[Data records]
──────────

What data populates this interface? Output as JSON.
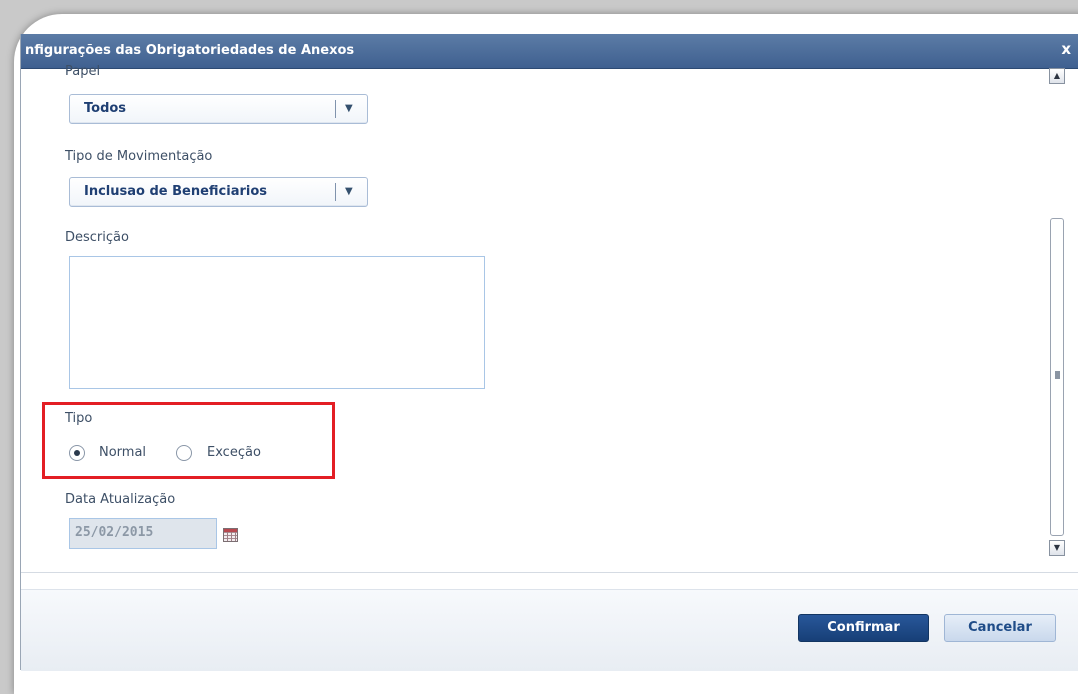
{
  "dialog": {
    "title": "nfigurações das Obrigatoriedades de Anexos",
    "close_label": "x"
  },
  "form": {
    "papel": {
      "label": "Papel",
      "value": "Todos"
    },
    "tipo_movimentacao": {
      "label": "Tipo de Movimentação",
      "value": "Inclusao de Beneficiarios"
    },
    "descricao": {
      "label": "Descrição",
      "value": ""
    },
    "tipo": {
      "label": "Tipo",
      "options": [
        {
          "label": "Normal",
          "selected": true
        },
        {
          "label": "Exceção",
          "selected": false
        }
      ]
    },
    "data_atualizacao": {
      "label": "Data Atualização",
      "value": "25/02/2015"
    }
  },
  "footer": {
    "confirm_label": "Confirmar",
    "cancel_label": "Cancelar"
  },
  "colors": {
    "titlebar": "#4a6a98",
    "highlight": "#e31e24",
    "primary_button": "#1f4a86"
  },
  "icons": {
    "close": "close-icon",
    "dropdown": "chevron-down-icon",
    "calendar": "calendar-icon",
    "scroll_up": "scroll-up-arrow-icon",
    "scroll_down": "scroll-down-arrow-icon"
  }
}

──────────

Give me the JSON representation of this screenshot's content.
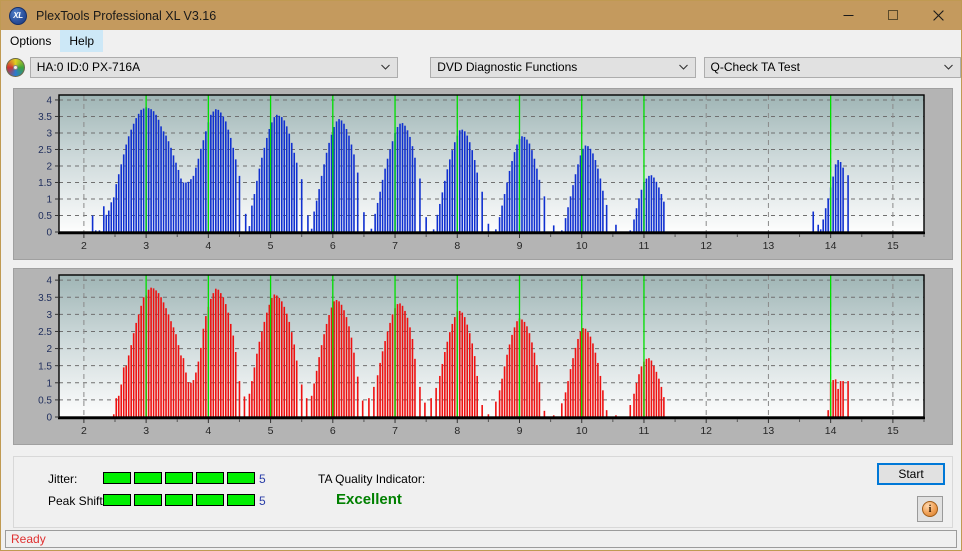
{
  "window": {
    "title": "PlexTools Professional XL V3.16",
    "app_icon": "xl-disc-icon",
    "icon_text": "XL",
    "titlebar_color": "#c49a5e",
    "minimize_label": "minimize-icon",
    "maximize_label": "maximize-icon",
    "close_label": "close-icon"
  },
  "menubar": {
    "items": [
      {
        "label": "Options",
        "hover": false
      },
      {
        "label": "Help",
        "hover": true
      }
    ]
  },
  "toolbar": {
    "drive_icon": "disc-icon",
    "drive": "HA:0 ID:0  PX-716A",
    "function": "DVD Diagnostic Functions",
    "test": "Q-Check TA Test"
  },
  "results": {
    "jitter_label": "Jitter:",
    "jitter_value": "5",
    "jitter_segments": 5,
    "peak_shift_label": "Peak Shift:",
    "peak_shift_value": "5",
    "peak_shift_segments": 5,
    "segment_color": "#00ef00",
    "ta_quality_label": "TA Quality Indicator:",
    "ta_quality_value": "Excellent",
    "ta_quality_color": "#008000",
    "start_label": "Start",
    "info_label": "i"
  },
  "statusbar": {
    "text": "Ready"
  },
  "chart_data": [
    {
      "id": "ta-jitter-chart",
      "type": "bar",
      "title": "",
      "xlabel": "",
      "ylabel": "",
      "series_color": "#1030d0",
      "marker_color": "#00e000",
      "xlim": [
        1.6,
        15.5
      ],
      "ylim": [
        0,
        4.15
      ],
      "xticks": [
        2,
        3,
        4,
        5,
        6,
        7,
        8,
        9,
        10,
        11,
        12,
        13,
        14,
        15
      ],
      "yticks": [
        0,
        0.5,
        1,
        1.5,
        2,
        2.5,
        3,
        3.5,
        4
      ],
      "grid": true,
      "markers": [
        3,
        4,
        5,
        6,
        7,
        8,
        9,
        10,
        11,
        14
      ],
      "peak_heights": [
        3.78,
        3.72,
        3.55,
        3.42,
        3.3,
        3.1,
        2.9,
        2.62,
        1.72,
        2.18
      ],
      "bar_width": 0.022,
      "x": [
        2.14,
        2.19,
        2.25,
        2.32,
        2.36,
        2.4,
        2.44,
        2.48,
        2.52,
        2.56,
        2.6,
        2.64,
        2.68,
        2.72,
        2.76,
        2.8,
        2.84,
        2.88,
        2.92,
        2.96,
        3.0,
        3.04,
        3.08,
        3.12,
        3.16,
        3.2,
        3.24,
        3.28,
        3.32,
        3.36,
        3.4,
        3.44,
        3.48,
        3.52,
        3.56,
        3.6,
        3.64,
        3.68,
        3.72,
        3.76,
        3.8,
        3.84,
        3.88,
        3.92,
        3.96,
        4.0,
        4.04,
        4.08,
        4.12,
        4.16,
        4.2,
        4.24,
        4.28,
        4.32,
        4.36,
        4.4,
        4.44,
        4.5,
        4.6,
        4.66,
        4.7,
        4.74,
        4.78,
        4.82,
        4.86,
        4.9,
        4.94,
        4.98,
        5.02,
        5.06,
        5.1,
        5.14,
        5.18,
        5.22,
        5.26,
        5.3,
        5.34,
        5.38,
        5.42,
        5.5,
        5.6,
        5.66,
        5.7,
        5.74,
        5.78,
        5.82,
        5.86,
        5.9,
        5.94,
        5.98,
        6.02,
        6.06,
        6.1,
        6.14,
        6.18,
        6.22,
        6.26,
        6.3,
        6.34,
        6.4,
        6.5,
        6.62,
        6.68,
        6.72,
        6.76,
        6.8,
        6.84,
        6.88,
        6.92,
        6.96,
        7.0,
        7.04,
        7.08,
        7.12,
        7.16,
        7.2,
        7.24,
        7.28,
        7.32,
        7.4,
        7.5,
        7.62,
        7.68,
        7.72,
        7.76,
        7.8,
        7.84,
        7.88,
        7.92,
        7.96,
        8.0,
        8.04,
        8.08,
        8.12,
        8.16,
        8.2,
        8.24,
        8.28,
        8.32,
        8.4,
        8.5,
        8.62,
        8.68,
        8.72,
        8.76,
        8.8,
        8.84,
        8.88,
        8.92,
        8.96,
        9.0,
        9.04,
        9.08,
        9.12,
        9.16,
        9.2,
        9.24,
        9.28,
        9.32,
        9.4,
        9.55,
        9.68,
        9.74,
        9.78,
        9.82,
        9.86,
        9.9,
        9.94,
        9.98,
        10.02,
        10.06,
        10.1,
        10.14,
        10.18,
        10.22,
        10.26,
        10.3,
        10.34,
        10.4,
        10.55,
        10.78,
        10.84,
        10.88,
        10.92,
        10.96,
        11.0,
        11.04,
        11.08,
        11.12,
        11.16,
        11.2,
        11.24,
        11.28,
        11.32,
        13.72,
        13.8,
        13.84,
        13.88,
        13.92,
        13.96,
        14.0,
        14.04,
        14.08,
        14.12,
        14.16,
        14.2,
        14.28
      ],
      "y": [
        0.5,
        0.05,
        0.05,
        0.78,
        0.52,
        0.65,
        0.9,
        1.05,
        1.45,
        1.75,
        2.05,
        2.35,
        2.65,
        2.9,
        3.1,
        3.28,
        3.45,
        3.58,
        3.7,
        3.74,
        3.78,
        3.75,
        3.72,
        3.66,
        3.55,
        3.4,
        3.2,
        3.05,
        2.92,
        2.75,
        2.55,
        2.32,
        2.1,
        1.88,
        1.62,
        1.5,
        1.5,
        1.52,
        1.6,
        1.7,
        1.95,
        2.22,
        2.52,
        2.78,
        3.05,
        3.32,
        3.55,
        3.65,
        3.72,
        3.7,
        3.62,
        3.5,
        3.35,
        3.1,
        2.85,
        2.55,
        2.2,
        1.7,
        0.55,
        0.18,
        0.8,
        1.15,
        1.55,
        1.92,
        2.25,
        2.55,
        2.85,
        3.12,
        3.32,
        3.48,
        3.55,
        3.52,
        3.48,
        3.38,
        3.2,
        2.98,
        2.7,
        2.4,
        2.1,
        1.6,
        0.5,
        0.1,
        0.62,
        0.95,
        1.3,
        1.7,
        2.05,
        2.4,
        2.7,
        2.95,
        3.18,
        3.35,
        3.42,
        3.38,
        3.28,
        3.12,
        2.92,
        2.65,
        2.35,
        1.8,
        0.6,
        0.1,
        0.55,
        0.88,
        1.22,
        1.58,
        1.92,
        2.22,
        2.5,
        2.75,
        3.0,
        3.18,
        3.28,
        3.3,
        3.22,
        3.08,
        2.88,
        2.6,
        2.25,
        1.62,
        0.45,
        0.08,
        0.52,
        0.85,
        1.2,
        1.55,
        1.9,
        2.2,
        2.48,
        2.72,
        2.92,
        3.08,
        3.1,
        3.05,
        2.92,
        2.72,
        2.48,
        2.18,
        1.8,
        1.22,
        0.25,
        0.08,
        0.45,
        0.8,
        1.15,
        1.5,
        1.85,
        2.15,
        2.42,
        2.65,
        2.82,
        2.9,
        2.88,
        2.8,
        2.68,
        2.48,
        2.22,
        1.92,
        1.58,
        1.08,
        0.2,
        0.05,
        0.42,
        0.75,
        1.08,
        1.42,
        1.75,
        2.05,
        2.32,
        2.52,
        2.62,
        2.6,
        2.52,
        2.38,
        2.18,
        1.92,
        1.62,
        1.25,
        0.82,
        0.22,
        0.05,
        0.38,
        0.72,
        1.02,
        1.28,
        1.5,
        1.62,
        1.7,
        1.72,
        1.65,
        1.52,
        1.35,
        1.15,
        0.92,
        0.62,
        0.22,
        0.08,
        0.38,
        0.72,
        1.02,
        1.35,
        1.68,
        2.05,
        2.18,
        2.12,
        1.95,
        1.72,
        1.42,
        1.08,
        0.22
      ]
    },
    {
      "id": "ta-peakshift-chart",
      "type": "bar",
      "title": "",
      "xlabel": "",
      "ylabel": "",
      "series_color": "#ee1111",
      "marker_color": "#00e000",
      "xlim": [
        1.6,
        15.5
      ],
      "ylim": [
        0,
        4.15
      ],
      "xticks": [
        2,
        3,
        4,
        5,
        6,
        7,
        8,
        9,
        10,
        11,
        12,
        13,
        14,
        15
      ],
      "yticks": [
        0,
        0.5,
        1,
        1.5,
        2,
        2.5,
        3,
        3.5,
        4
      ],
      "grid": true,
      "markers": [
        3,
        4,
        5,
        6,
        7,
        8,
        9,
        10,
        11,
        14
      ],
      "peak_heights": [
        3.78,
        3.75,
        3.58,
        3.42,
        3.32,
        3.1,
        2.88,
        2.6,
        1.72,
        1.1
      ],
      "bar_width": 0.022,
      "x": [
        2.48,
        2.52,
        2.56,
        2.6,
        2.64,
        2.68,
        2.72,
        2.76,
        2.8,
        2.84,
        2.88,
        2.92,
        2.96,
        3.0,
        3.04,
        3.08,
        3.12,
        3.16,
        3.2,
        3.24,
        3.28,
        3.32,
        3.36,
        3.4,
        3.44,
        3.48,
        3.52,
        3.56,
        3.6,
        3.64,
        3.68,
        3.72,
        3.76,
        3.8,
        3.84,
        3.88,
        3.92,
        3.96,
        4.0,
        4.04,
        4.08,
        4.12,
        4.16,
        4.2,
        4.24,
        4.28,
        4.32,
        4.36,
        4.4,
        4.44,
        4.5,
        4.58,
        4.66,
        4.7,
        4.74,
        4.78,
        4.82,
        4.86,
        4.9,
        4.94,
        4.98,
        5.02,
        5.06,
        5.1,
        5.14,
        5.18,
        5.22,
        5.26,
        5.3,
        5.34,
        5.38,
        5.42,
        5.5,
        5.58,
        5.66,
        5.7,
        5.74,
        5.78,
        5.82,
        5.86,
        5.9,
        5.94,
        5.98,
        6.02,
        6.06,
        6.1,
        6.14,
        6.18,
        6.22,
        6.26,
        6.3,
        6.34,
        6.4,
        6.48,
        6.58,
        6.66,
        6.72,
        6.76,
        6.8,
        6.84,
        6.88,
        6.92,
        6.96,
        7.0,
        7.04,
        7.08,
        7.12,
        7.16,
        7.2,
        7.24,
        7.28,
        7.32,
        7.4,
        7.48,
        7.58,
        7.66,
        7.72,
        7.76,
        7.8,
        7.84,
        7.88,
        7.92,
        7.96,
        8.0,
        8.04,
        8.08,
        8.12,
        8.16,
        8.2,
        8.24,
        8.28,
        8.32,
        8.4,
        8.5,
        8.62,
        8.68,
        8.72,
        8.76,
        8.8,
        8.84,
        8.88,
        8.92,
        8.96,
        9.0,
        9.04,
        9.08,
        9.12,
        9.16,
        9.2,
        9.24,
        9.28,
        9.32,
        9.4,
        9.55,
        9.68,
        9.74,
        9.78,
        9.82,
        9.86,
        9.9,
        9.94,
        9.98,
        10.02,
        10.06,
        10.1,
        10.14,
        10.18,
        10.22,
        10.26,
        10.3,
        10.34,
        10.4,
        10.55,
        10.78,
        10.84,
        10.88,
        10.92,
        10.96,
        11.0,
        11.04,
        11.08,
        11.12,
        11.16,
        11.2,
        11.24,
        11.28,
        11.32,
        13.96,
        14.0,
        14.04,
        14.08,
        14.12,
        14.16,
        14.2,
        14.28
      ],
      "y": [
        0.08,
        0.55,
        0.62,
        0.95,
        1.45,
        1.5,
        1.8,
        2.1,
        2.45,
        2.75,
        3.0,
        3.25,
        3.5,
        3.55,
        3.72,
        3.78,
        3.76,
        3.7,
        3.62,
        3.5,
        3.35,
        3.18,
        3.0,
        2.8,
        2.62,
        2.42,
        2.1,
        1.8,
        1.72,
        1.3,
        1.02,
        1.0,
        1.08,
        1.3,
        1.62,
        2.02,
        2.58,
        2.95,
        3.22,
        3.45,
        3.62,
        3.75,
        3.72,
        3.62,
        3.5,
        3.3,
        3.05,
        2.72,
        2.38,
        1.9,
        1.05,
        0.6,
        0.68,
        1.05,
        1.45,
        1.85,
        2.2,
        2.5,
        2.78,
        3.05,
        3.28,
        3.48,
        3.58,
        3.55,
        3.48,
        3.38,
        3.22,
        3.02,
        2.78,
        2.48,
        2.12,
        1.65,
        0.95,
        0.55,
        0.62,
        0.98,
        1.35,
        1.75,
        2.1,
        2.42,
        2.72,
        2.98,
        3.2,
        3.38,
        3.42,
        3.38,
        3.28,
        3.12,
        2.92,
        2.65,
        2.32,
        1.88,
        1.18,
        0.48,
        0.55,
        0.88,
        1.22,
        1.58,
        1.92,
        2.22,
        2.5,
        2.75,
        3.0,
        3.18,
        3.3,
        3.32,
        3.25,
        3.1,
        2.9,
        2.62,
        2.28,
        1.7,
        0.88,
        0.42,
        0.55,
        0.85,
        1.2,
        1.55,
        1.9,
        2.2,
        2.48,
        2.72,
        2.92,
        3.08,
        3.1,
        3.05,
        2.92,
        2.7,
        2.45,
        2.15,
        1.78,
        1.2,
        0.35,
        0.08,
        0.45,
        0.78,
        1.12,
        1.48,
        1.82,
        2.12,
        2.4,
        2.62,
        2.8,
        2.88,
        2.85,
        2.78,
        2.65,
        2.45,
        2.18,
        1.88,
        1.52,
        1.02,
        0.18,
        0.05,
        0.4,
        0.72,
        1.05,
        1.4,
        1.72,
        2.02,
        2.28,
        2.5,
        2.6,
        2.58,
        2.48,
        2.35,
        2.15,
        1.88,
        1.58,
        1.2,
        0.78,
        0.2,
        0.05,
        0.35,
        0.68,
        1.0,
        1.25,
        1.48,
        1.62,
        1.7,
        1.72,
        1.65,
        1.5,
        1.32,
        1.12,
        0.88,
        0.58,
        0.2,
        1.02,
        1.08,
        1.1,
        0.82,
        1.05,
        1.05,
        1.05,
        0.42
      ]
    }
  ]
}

──────────

** Short task **
Identify and copy all lines with the word "this".

** Response below **
What data populates this interface? Output as JSON.
Give me the JSON representation of this screenshot's content.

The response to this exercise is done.